▸ Figure collection entries
┌────────

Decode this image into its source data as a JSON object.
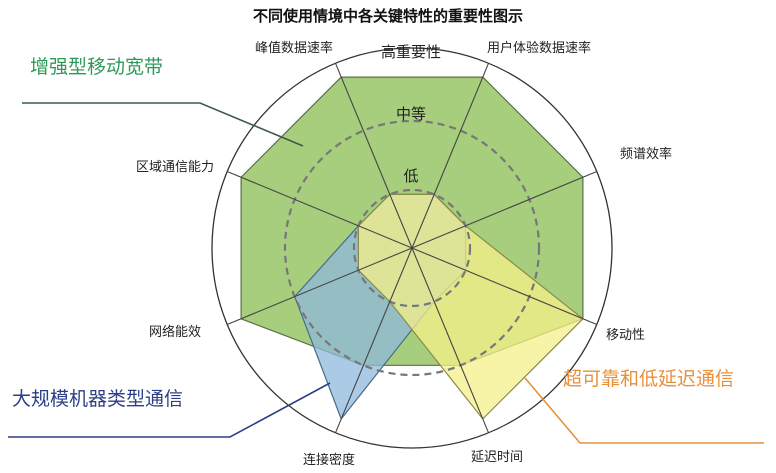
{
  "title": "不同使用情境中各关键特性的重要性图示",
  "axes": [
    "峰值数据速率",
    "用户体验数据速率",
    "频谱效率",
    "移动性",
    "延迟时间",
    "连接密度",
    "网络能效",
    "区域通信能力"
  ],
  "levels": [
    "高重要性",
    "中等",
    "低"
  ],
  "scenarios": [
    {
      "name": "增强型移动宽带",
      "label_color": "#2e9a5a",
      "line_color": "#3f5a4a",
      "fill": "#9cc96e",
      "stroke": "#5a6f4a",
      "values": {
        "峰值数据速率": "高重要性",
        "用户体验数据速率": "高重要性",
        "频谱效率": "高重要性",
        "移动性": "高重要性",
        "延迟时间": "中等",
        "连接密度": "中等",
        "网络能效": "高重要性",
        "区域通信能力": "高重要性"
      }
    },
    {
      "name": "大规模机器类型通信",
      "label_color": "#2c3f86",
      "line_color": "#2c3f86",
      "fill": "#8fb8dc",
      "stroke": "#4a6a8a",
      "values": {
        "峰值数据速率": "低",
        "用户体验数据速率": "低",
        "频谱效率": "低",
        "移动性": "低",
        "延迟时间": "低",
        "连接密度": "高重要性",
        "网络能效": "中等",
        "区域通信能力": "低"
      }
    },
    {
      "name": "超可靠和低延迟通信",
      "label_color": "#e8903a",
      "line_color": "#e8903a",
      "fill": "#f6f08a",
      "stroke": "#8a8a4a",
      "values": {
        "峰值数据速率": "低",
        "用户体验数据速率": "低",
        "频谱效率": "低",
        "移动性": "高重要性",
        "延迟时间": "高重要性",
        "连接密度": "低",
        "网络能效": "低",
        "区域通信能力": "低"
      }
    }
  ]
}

└────────

▸ Instructions to follow
Pictures appear in the records above. Output everything except them, exactly.

▸ The reply
Decode this image into its source data as a JSON object.
{
  "title": "不同使用情境中各关键特性的重要性图示",
  "axes": [
    "峰值数据速率",
    "用户体验数据速率",
    "频谱效率",
    "移动性",
    "延迟时间",
    "连接密度",
    "网络能效",
    "区域通信能力"
  ],
  "levels": [
    "高重要性",
    "中等",
    "低"
  ],
  "scenarios": [
    {
      "name": "增强型移动宽带",
      "label_color": "#2e9a5a",
      "line_color": "#3f5a4a",
      "fill": "#9cc96e",
      "stroke": "#5a6f4a",
      "values": {
        "峰值数据速率": "高重要性",
        "用户体验数据速率": "高重要性",
        "频谱效率": "高重要性",
        "移动性": "高重要性",
        "延迟时间": "中等",
        "连接密度": "中等",
        "网络能效": "高重要性",
        "区域通信能力": "高重要性"
      }
    },
    {
      "name": "大规模机器类型通信",
      "label_color": "#2c3f86",
      "line_color": "#2c3f86",
      "fill": "#8fb8dc",
      "stroke": "#4a6a8a",
      "values": {
        "峰值数据速率": "低",
        "用户体验数据速率": "低",
        "频谱效率": "低",
        "移动性": "低",
        "延迟时间": "低",
        "连接密度": "高重要性",
        "网络能效": "中等",
        "区域通信能力": "低"
      }
    },
    {
      "name": "超可靠和低延迟通信",
      "label_color": "#e8903a",
      "line_color": "#e8903a",
      "fill": "#f6f08a",
      "stroke": "#8a8a4a",
      "values": {
        "峰值数据速率": "低",
        "用户体验数据速率": "低",
        "频谱效率": "低",
        "移动性": "高重要性",
        "延迟时间": "高重要性",
        "连接密度": "低",
        "网络能效": "低",
        "区域通信能力": "低"
      }
    }
  ]
}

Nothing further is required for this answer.